→ Exercise data
________________
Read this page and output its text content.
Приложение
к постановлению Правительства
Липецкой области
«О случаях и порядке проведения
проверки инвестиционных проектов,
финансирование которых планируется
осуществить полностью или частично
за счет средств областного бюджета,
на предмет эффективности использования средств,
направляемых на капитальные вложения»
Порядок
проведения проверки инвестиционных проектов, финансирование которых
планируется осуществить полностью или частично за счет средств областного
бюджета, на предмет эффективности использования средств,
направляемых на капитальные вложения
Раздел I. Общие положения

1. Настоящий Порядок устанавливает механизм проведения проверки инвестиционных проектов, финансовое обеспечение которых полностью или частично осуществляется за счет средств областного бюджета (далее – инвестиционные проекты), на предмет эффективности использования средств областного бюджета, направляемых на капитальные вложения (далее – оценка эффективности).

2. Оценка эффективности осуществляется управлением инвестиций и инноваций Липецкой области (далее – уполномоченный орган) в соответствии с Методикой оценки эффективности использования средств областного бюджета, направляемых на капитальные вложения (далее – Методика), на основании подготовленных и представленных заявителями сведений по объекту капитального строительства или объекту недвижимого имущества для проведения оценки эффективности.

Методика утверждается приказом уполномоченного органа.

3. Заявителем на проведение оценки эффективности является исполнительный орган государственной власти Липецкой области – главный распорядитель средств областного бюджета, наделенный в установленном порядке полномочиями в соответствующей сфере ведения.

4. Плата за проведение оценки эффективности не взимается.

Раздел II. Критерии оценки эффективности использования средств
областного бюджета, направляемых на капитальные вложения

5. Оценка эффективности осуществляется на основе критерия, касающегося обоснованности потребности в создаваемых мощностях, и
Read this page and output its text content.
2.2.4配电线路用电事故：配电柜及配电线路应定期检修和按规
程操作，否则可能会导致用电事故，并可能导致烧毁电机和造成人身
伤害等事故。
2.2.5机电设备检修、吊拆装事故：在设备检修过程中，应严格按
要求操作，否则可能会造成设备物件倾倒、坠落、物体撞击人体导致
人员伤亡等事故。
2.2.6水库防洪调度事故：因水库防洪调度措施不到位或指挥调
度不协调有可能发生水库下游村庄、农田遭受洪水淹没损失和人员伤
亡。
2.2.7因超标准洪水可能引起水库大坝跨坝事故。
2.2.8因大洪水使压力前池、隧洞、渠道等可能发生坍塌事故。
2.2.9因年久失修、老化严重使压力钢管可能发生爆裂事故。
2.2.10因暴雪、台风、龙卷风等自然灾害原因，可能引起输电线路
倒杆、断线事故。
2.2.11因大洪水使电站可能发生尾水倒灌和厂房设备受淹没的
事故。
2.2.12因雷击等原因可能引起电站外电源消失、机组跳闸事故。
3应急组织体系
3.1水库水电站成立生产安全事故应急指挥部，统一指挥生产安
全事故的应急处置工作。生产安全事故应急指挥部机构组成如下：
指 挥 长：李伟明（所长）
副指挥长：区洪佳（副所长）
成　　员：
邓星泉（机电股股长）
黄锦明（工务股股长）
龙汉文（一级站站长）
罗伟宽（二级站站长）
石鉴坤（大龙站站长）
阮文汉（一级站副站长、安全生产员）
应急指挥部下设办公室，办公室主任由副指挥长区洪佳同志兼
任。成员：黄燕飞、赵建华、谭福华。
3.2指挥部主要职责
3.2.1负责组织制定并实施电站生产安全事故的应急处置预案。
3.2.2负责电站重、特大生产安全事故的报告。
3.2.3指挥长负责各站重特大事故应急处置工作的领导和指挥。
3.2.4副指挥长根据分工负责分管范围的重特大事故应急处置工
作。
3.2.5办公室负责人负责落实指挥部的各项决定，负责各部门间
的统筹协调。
________________
→ Exercise goal
Where does the word "инвестиционных" appear? Return each line that holds it.

→ Response to the task
проверки инвестиционных проектов,
проведения проверки инвестиционных проектов, финансирование которых
1. Настоящий Порядок устанавливает механизм проведения проверки инвестиционных проектов, финансовое обеспечение которых полностью или частично осуществляется за счет средств областного бюджета (далее – инвестиционные проекты), на предмет эффективности использования средств областного бюджета, направляемых на капитальные вложения (далее – оценка эффективности).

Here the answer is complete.